**TASK GOAL**
Copy every line of the items below verbatim, omitting the pictures.

--- START MATERIALS PROVIDED ---

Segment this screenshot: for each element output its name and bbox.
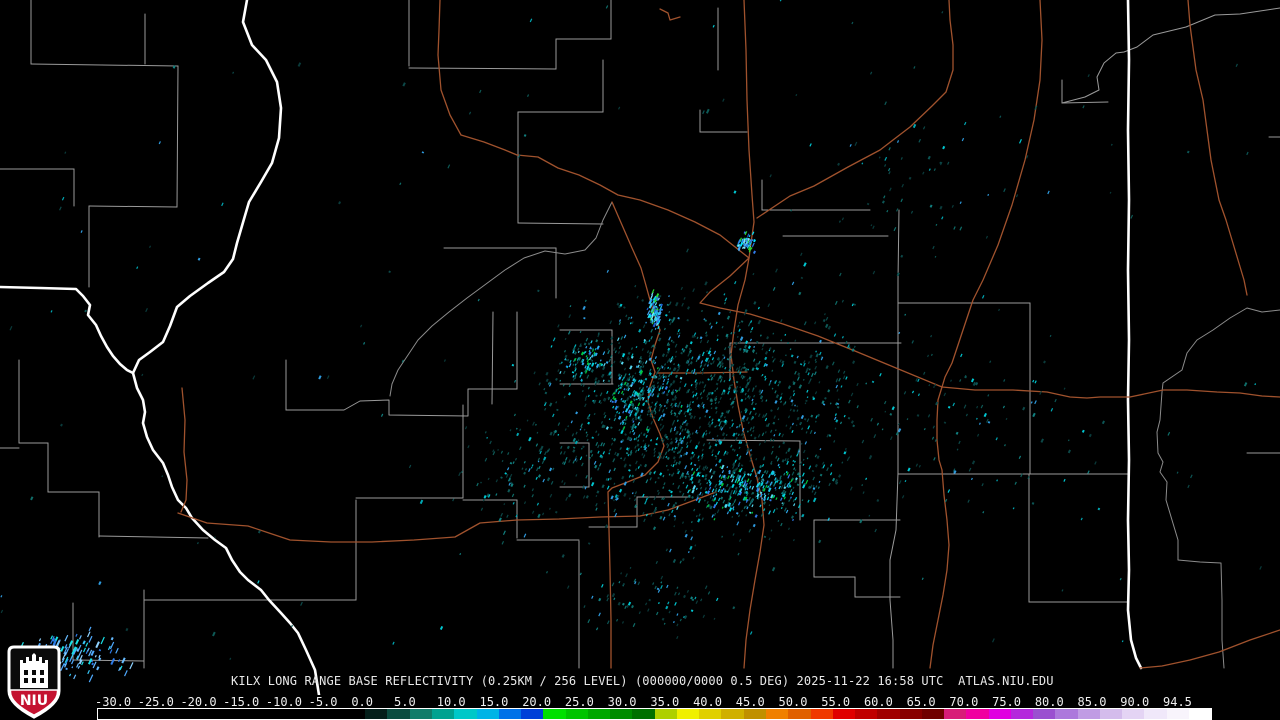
- colorbar-cell: [1099, 709, 1123, 719]
- reflectivity-colorbar: [97, 708, 1212, 720]
- colorbar-cell: [832, 709, 856, 719]
- colorbar-tick-label: 85.0: [1077, 695, 1107, 709]
- colorbar-cell: [543, 709, 566, 719]
- colorbar-cell: [387, 709, 410, 719]
- colorbar-cell: [1122, 709, 1145, 719]
- colorbar-cell: [342, 709, 366, 719]
- colorbar-cell: [699, 709, 722, 719]
- colorbar-cell: [877, 709, 900, 719]
- colorbar-cell: [187, 709, 210, 719]
- colorbar-tick-label: 70.0: [949, 695, 979, 709]
- colorbar-cell: [721, 709, 744, 719]
- colorbar-cell: [676, 709, 700, 719]
- colorbar-cell: [1077, 709, 1100, 719]
- colorbar-cell: [409, 709, 432, 719]
- colorbar-tick-label: 94.5: [1163, 695, 1192, 709]
- colorbar-cell: [1189, 709, 1212, 719]
- colorbar-cell: [765, 709, 789, 719]
- colorbar-tick-label: 0.0: [351, 695, 373, 709]
- colorbar-tick-label: -20.0: [180, 695, 217, 709]
- colorbar-cell: [142, 709, 165, 719]
- colorbar-cell: [1055, 709, 1078, 719]
- colorbar-cell: [253, 709, 277, 719]
- colorbar-cell: [654, 709, 677, 719]
- colorbar-cell: [855, 709, 878, 719]
- colorbar-cell: [743, 709, 766, 719]
- niu-logo: NIU: [7, 645, 61, 719]
- colorbar-cell: [454, 709, 477, 719]
- colorbar-cell: [365, 709, 388, 719]
- colorbar-cell: [476, 709, 499, 719]
- colorbar-cell: [276, 709, 299, 719]
- niu-logo-text: NIU: [20, 693, 48, 709]
- colorbar-cell: [944, 709, 967, 719]
- colorbar-cell: [921, 709, 945, 719]
- colorbar-cell: [1010, 709, 1034, 719]
- colorbar-tick-label: 5.0: [394, 695, 416, 709]
- colorbar-cell: [164, 709, 188, 719]
- colorbar-tick-label: 55.0: [821, 695, 851, 709]
- colorbar-tick-label: -25.0: [137, 695, 174, 709]
- colorbar-cell: [988, 709, 1011, 719]
- colorbar-tick-label: -30.0: [95, 695, 132, 709]
- radar-map: [0, 0, 1280, 695]
- colorbar-cell: [431, 709, 455, 719]
- colorbar-tick-label: -10.0: [265, 695, 302, 709]
- colorbar-tick-label: 50.0: [778, 695, 808, 709]
- colorbar-tick-label: -5.0: [308, 695, 338, 709]
- colorbar-tick-label: 75.0: [992, 695, 1022, 709]
- product-caption: KILX LONG RANGE BASE REFLECTIVITY (0.25K…: [231, 674, 1054, 688]
- colorbar-cell: [610, 709, 633, 719]
- colorbar-cell: [521, 709, 544, 719]
- colorbar-cell: [1166, 709, 1190, 719]
- colorbar-tick-label: 15.0: [479, 695, 509, 709]
- colorbar-tick-label: 90.0: [1120, 695, 1150, 709]
- colorbar-cell: [1033, 709, 1056, 719]
- colorbar-tick-label: 40.0: [693, 695, 722, 709]
- colorbar-tick-label: 80.0: [1034, 695, 1064, 709]
- colorbar-cell: [98, 709, 121, 719]
- colorbar-cell: [209, 709, 232, 719]
- colorbar-cell: [810, 709, 833, 719]
- colorbar-cell: [298, 709, 321, 719]
- colorbar-cell: [231, 709, 254, 719]
- colorbar-cell: [1144, 709, 1167, 719]
- colorbar-cell: [966, 709, 989, 719]
- colorbar-cell: [632, 709, 655, 719]
- colorbar-tick-label: -15.0: [223, 695, 260, 709]
- colorbar-cell: [587, 709, 611, 719]
- colorbar-tick-label: 35.0: [650, 695, 680, 709]
- colorbar-cell: [899, 709, 922, 719]
- colorbar-tick-label: 10.0: [436, 695, 466, 709]
- colorbar-cell: [320, 709, 343, 719]
- colorbar-tick-label: 45.0: [735, 695, 765, 709]
- colorbar-tick-label: 20.0: [522, 695, 552, 709]
- radar-screen: KILX LONG RANGE BASE REFLECTIVITY (0.25K…: [0, 0, 1280, 720]
- colorbar-cell: [788, 709, 811, 719]
- colorbar-cell: [498, 709, 522, 719]
- colorbar-tick-label: 65.0: [906, 695, 936, 709]
- colorbar-tick-label: 25.0: [564, 695, 594, 709]
- colorbar-cell: [120, 709, 143, 719]
- colorbar-tick-label: 60.0: [863, 695, 893, 709]
- colorbar-cell: [565, 709, 588, 719]
- colorbar-tick-label: 30.0: [607, 695, 637, 709]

--- END MATERIALS PROVIDED ---

**EXERCISE SOLUTION**
Segment this screenshot: for each element output its name and bbox.
- colorbar-cell: [1099, 709, 1123, 719]
- reflectivity-colorbar: [97, 708, 1212, 720]
- colorbar-cell: [832, 709, 856, 719]
- colorbar-tick-label: 85.0: [1077, 695, 1107, 709]
- colorbar-cell: [543, 709, 566, 719]
- colorbar-cell: [387, 709, 410, 719]
- colorbar-cell: [1122, 709, 1145, 719]
- colorbar-cell: [342, 709, 366, 719]
- colorbar-cell: [699, 709, 722, 719]
- colorbar-cell: [877, 709, 900, 719]
- colorbar-cell: [187, 709, 210, 719]
- colorbar-tick-label: 70.0: [949, 695, 979, 709]
- colorbar-cell: [721, 709, 744, 719]
- colorbar-cell: [676, 709, 700, 719]
- colorbar-cell: [1077, 709, 1100, 719]
- colorbar-cell: [409, 709, 432, 719]
- colorbar-tick-label: 94.5: [1163, 695, 1192, 709]
- colorbar-cell: [1189, 709, 1212, 719]
- colorbar-cell: [765, 709, 789, 719]
- colorbar-tick-label: 0.0: [351, 695, 373, 709]
- colorbar-tick-label: -20.0: [180, 695, 217, 709]
- colorbar-cell: [142, 709, 165, 719]
- colorbar-cell: [1055, 709, 1078, 719]
- colorbar-cell: [253, 709, 277, 719]
- colorbar-cell: [654, 709, 677, 719]
- colorbar-cell: [855, 709, 878, 719]
- colorbar-cell: [743, 709, 766, 719]
- niu-logo: NIU: [7, 645, 61, 719]
- colorbar-cell: [454, 709, 477, 719]
- colorbar-cell: [365, 709, 388, 719]
- colorbar-cell: [476, 709, 499, 719]
- colorbar-cell: [276, 709, 299, 719]
- niu-logo-text: NIU: [20, 693, 48, 709]
- colorbar-cell: [944, 709, 967, 719]
- colorbar-cell: [921, 709, 945, 719]
- colorbar-cell: [1010, 709, 1034, 719]
- colorbar-tick-label: 5.0: [394, 695, 416, 709]
- colorbar-cell: [164, 709, 188, 719]
- colorbar-tick-label: 55.0: [821, 695, 851, 709]
- colorbar-tick-label: -25.0: [137, 695, 174, 709]
- colorbar-cell: [988, 709, 1011, 719]
- colorbar-tick-label: -30.0: [95, 695, 132, 709]
- radar-map: [0, 0, 1280, 695]
- colorbar-cell: [431, 709, 455, 719]
- colorbar-tick-label: -10.0: [265, 695, 302, 709]
- colorbar-tick-label: 50.0: [778, 695, 808, 709]
- colorbar-tick-label: -5.0: [308, 695, 338, 709]
- colorbar-tick-label: 75.0: [992, 695, 1022, 709]
- product-caption: KILX LONG RANGE BASE REFLECTIVITY (0.25K…: [231, 674, 1054, 688]
- colorbar-cell: [610, 709, 633, 719]
- colorbar-cell: [521, 709, 544, 719]
- colorbar-cell: [1166, 709, 1190, 719]
- colorbar-tick-label: 15.0: [479, 695, 509, 709]
- colorbar-tick-label: 90.0: [1120, 695, 1150, 709]
- colorbar-cell: [1033, 709, 1056, 719]
- colorbar-tick-label: 40.0: [693, 695, 722, 709]
- colorbar-tick-label: 80.0: [1034, 695, 1064, 709]
- colorbar-cell: [98, 709, 121, 719]
- colorbar-cell: [209, 709, 232, 719]
- colorbar-cell: [810, 709, 833, 719]
- colorbar-cell: [298, 709, 321, 719]
- colorbar-cell: [231, 709, 254, 719]
- colorbar-cell: [1144, 709, 1167, 719]
- colorbar-cell: [966, 709, 989, 719]
- colorbar-cell: [632, 709, 655, 719]
- colorbar-tick-label: -15.0: [223, 695, 260, 709]
- colorbar-cell: [587, 709, 611, 719]
- colorbar-tick-label: 35.0: [650, 695, 680, 709]
- colorbar-cell: [899, 709, 922, 719]
- colorbar-tick-label: 10.0: [436, 695, 466, 709]
- colorbar-cell: [320, 709, 343, 719]
- colorbar-tick-label: 45.0: [735, 695, 765, 709]
- colorbar-tick-label: 20.0: [522, 695, 552, 709]
- radar-screen: KILX LONG RANGE BASE REFLECTIVITY (0.25K…: [0, 0, 1280, 720]
- colorbar-cell: [788, 709, 811, 719]
- colorbar-cell: [498, 709, 522, 719]
- colorbar-tick-label: 65.0: [906, 695, 936, 709]
- colorbar-tick-label: 25.0: [564, 695, 594, 709]
- colorbar-cell: [120, 709, 143, 719]
- colorbar-tick-label: 60.0: [863, 695, 893, 709]
- colorbar-cell: [565, 709, 588, 719]
- colorbar-tick-label: 30.0: [607, 695, 637, 709]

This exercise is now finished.